Stored data entries:
────────────────

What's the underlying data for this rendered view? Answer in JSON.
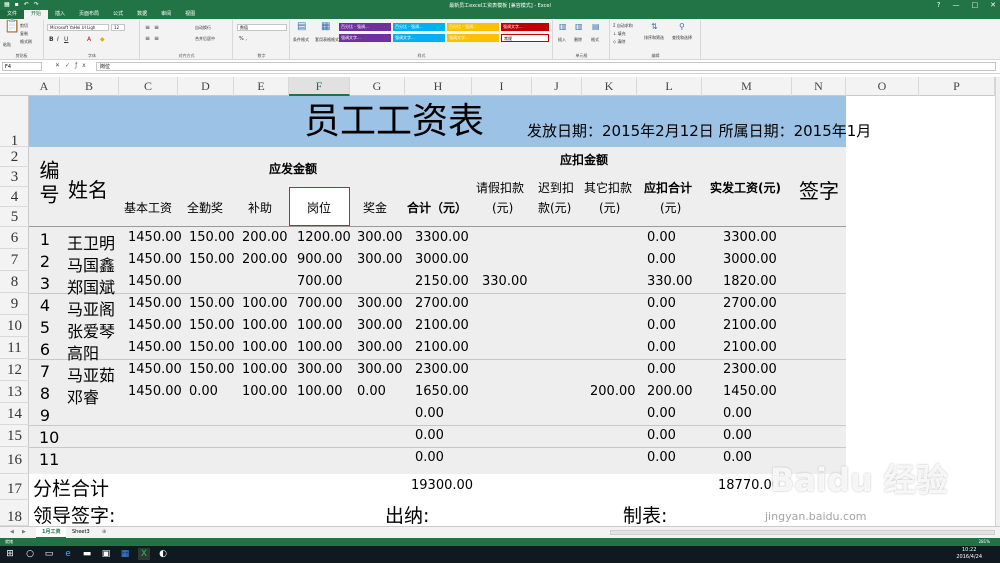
{
  "window": {
    "title": "最新员工excel工资表模板 [兼容模式] - Excel",
    "controls": [
      "?",
      "—",
      "□",
      "✕"
    ]
  },
  "tabs": [
    "文件",
    "开始",
    "插入",
    "页面布局",
    "公式",
    "数据",
    "审阅",
    "视图"
  ],
  "ribbon": {
    "clipboard": {
      "paste": "粘贴",
      "cut": "剪切",
      "copy": "复制",
      "format_painter": "格式刷",
      "label": "剪贴板"
    },
    "font": {
      "name": "Microsoft YaHei UI Ligh",
      "size": "12",
      "label": "字体"
    },
    "alignment": {
      "wrap": "自动换行",
      "merge": "合并后居中",
      "label": "对齐方式"
    },
    "number": {
      "format": "数值",
      "label": "数字"
    },
    "styles": {
      "cond_format": "条件格式",
      "table_format": "套用表格格式",
      "label": "样式",
      "boxes": [
        {
          "text": "百分比 - 强调...",
          "color": "#7030a0"
        },
        {
          "text": "百分比 - 强调...",
          "color": "#00b0f0"
        },
        {
          "text": "百分比 - 强调...",
          "color": "#ffc000"
        },
        {
          "text": "强调文字...",
          "color": "#c00000"
        },
        {
          "text": "强调文字...",
          "color": "#7030a0"
        },
        {
          "text": "强调文字...",
          "color": "#00b0f0"
        },
        {
          "text": "强调文字...",
          "color": "#ffc000"
        },
        {
          "text": "常规",
          "color": "#ffffff"
        }
      ]
    },
    "cells": {
      "insert": "插入",
      "delete": "删除",
      "format": "格式",
      "label": "单元格"
    },
    "editing": {
      "autosum": "自动求和",
      "fill": "填充",
      "clear": "清除",
      "sort": "排序和筛选",
      "find": "查找和选择",
      "label": "编辑"
    }
  },
  "formula_bar": {
    "name_box": "F4",
    "value": "岗位"
  },
  "columns": [
    "A",
    "B",
    "C",
    "D",
    "E",
    "F",
    "G",
    "H",
    "I",
    "J",
    "K",
    "L",
    "M",
    "N",
    "O",
    "P"
  ],
  "rows": [
    "1",
    "2",
    "3",
    "4",
    "5",
    "6",
    "7",
    "8",
    "9",
    "10",
    "11",
    "12",
    "13",
    "14",
    "15",
    "16",
    "17",
    "18"
  ],
  "sheet": {
    "title": "员工工资表",
    "date_line": "发放日期：2015年2月12日 所属日期：2015年1月",
    "headers": {
      "id": "编号",
      "name": "姓名",
      "payable_group": "应发金额",
      "deduct_group": "应扣金额",
      "base": "基本工资",
      "attendance": "全勤奖",
      "allowance": "补助",
      "position": "岗位",
      "bonus": "奖金",
      "total": "合计（元）",
      "leave_1": "请假扣款",
      "leave_2": "(元)",
      "late_1": "迟到扣",
      "late_2": "款(元)",
      "other_1": "其它扣款",
      "other_2": "(元)",
      "deduct_total_1": "应扣合计",
      "deduct_total_2": "(元)",
      "net": "实发工资(元)",
      "sign": "签字"
    },
    "data": [
      {
        "id": "1",
        "name": "王卫明",
        "base": "1450.00",
        "att": "150.00",
        "allow": "200.00",
        "pos": "1200.00",
        "bonus": "300.00",
        "total": "3300.00",
        "leave": "",
        "late": "",
        "other": "",
        "dtotal": "0.00",
        "net": "3300.00"
      },
      {
        "id": "2",
        "name": "马国鑫",
        "base": "1450.00",
        "att": "150.00",
        "allow": "200.00",
        "pos": "900.00",
        "bonus": "300.00",
        "total": "3000.00",
        "leave": "",
        "late": "",
        "other": "",
        "dtotal": "0.00",
        "net": "3000.00"
      },
      {
        "id": "3",
        "name": "郑国斌",
        "base": "1450.00",
        "att": "",
        "allow": "",
        "pos": "700.00",
        "bonus": "",
        "total": "2150.00",
        "leave": "330.00",
        "late": "",
        "other": "",
        "dtotal": "330.00",
        "net": "1820.00"
      },
      {
        "id": "4",
        "name": "马亚阁",
        "base": "1450.00",
        "att": "150.00",
        "allow": "100.00",
        "pos": "700.00",
        "bonus": "300.00",
        "total": "2700.00",
        "leave": "",
        "late": "",
        "other": "",
        "dtotal": "0.00",
        "net": "2700.00"
      },
      {
        "id": "5",
        "name": "张爱琴",
        "base": "1450.00",
        "att": "150.00",
        "allow": "100.00",
        "pos": "100.00",
        "bonus": "300.00",
        "total": "2100.00",
        "leave": "",
        "late": "",
        "other": "",
        "dtotal": "0.00",
        "net": "2100.00"
      },
      {
        "id": "6",
        "name": "高阳",
        "base": "1450.00",
        "att": "150.00",
        "allow": "100.00",
        "pos": "100.00",
        "bonus": "300.00",
        "total": "2100.00",
        "leave": "",
        "late": "",
        "other": "",
        "dtotal": "0.00",
        "net": "2100.00"
      },
      {
        "id": "7",
        "name": "马亚茹",
        "base": "1450.00",
        "att": "150.00",
        "allow": "100.00",
        "pos": "300.00",
        "bonus": "300.00",
        "total": "2300.00",
        "leave": "",
        "late": "",
        "other": "",
        "dtotal": "0.00",
        "net": "2300.00"
      },
      {
        "id": "8",
        "name": "邓睿",
        "base": "1450.00",
        "att": "0.00",
        "allow": "100.00",
        "pos": "100.00",
        "bonus": "0.00",
        "total": "1650.00",
        "leave": "",
        "late": "",
        "other": "200.00",
        "dtotal": "200.00",
        "net": "1450.00"
      },
      {
        "id": "9",
        "name": "",
        "base": "",
        "att": "",
        "allow": "",
        "pos": "",
        "bonus": "",
        "total": "0.00",
        "leave": "",
        "late": "",
        "other": "",
        "dtotal": "0.00",
        "net": "0.00"
      },
      {
        "id": "10",
        "name": "",
        "base": "",
        "att": "",
        "allow": "",
        "pos": "",
        "bonus": "",
        "total": "0.00",
        "leave": "",
        "late": "",
        "other": "",
        "dtotal": "0.00",
        "net": "0.00"
      },
      {
        "id": "11",
        "name": "",
        "base": "",
        "att": "",
        "allow": "",
        "pos": "",
        "bonus": "",
        "total": "0.00",
        "leave": "",
        "late": "",
        "other": "",
        "dtotal": "0.00",
        "net": "0.00"
      }
    ],
    "subtotal_label": "分栏合计",
    "subtotal_total": "19300.00",
    "subtotal_net": "18770.00",
    "leader_sign": "领导签字:",
    "cashier": "出纳:",
    "preparer": "制表:"
  },
  "sheet_tabs": [
    "1月工资",
    "Sheet3"
  ],
  "status": {
    "ready": "就绪",
    "zoom": "281%"
  },
  "taskbar": {
    "time": "10:22",
    "date": "2016/4/24"
  },
  "watermark": {
    "logo": "Baidu 经验",
    "url": "jingyan.baidu.com"
  }
}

────────────────

• **Work to do**: Scan the material above. Extract every line in which the word "title" occurs.

• **Exercise solution**:
    "title": "最新员工excel工资表模板 [兼容模式] - Excel",
    "title": "员工工资表",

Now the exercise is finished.